* Extrait à lire

# # # # # # #

Bâti en 1644 sous le règne de l'empereur moghol Shâh Jahân, Jamaa Masjid, qui peut accueillir jusqu’à 25.000 fidèles, connaissait une grande affluence tout au long du mois béni, en particulier à partir de la rupture du jeûne et lors de la prière des tarawihs.
De même, l’éminente institution islamique, Jamiat Ulema-e-Hind (JUH), a exhorté les musulmans à respecter les directives du confinement, à effectuer tous les rituels religieux à l'intérieur de leurs maisons et à se limiter au strict cercle familial.
En temps normal, les rues à proximité de Jama Masjid sont bondées, les senteurs de la soupe haleem, du poulet biryani ou encore de brochettes flottent dans l'air et des milliers de personnes se pressent pour faire du shopping, siroter un Chai, thé indien au lait et aux épices, une citronnade ou un jus de canne à sucre, tandis que d’autres optent pour une promenade nocturne pour profiter de l’air frais des nuits ramadanesques.
Mais cette année le Ramadan à un gout très particulier. L’état d’urgence sanitaire a quasiment paralysé le Chandni Chowk, l'un des marchés les plus anciens et les plus achalandés à Delhi où se déploie un labyrinthique lacis de ruelles animées avec des commerces qui regorgent d'épices, de fruits secs, de bijoux et de saris aux couleurs chatoyantes.
Côté denrées alimentaires, le marché est bien approvisionné bien que beaucoup de 'Rozedars' (jeûneurs en langue ourdou) se sont plaints de la pénurie de certains produits tels que Khajla, un aliment de base sous forme de vermicelle servi principalement pendant la période du Sehour.

# # # # # # #

[Relevés des emplacements des éléments]

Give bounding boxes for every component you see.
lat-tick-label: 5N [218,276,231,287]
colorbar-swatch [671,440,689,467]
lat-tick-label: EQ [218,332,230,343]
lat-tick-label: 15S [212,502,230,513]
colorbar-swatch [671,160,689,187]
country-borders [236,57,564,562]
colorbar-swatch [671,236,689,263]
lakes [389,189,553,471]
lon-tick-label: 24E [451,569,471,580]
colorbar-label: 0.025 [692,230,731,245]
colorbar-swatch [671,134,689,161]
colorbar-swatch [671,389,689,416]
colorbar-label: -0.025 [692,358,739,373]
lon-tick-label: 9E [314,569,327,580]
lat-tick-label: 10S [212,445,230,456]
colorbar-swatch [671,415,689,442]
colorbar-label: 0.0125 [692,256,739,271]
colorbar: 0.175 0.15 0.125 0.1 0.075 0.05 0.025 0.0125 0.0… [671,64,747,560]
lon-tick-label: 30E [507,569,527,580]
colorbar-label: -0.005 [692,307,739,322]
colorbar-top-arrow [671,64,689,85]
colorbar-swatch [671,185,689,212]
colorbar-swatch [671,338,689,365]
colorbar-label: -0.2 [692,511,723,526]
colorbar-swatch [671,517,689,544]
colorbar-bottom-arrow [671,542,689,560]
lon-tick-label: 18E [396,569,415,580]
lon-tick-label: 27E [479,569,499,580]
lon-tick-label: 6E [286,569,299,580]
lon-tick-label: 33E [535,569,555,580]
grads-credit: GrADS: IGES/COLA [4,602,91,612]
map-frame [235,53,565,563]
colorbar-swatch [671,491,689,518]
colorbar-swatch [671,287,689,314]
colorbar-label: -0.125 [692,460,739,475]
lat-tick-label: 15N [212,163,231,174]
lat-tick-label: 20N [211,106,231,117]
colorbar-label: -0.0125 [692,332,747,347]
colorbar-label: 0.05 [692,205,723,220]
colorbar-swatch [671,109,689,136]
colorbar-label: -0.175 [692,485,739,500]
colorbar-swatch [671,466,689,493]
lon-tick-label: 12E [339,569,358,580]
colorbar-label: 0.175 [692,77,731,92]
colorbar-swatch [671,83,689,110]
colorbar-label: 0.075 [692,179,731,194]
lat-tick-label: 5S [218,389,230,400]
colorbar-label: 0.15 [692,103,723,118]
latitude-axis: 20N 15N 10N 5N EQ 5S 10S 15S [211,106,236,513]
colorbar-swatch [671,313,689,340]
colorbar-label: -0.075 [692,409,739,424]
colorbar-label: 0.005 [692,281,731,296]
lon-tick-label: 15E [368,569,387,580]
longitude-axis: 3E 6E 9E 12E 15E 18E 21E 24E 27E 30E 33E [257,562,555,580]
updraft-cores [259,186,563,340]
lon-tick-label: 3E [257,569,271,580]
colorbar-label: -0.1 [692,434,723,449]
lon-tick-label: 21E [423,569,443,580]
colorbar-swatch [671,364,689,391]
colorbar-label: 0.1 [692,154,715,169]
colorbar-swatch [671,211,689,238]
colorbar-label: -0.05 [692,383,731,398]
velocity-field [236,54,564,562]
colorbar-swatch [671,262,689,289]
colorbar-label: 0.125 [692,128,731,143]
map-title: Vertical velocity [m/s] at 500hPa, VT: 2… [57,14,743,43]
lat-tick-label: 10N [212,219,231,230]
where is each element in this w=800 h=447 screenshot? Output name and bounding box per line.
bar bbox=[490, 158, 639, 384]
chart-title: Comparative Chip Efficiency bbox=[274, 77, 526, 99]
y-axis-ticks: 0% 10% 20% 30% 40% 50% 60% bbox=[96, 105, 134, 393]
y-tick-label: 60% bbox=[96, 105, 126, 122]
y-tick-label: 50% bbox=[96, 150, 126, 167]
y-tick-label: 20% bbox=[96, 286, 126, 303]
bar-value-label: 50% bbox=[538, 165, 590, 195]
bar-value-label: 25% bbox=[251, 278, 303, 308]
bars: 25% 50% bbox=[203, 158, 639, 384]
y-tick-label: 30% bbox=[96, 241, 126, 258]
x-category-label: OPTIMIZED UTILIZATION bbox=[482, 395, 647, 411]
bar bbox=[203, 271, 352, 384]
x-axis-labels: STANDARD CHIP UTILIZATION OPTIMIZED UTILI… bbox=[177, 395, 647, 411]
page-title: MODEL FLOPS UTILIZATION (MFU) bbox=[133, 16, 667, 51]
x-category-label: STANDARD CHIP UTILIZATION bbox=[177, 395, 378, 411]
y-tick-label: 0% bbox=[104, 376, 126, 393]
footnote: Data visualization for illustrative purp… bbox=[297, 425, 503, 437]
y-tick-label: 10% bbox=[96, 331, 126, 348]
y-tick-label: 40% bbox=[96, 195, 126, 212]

# # # # # # #

* Tâche à réaliser
Transcrivez intégralement l'extrait sur le ramadan à Delhi, sans rien y changer. Les entrées forment un ensemble à part, indépendant de l'extrait.

* Résultat obtenu
Bâti en 1644 sous le règne de l'empereur moghol Shâh Jahân, Jamaa Masjid, qui peut accueillir jusqu’à 25.000 fidèles, connaissait une grande affluence tout au long du mois béni, en particulier à partir de la rupture du jeûne et lors de la prière des tarawihs.
De même, l’éminente institution islamique, Jamiat Ulema-e-Hind (JUH), a exhorté les musulmans à respecter les directives du confinement, à effectuer tous les rituels religieux à l'intérieur de leurs maisons et à se limiter au strict cercle familial.
En temps normal, les rues à proximité de Jama Masjid sont bondées, les senteurs de la soupe haleem, du poulet biryani ou encore de brochettes flottent dans l'air et des milliers de personnes se pressent pour faire du shopping, siroter un Chai, thé indien au lait et aux épices, une citronnade ou un jus de canne à sucre, tandis que d’autres optent pour une promenade nocturne pour profiter de l’air frais des nuits ramadanesques.
Mais cette année le Ramadan à un gout très particulier. L’état d’urgence sanitaire a quasiment paralysé le Chandni Chowk, l'un des marchés les plus anciens et les plus achalandés à Delhi où se déploie un labyrinthique lacis de ruelles animées avec des commerces qui regorgent d'épices, de fruits secs, de bijoux et de saris aux couleurs chatoyantes.
Côté denrées alimentaires, le marché est bien approvisionné bien que beaucoup de 'Rozedars' (jeûneurs en langue ourdou) se sont plaints de la pénurie de certains produits tels que Khajla, un aliment de base sous forme de vermicelle servi principalement pendant la période du Sehour.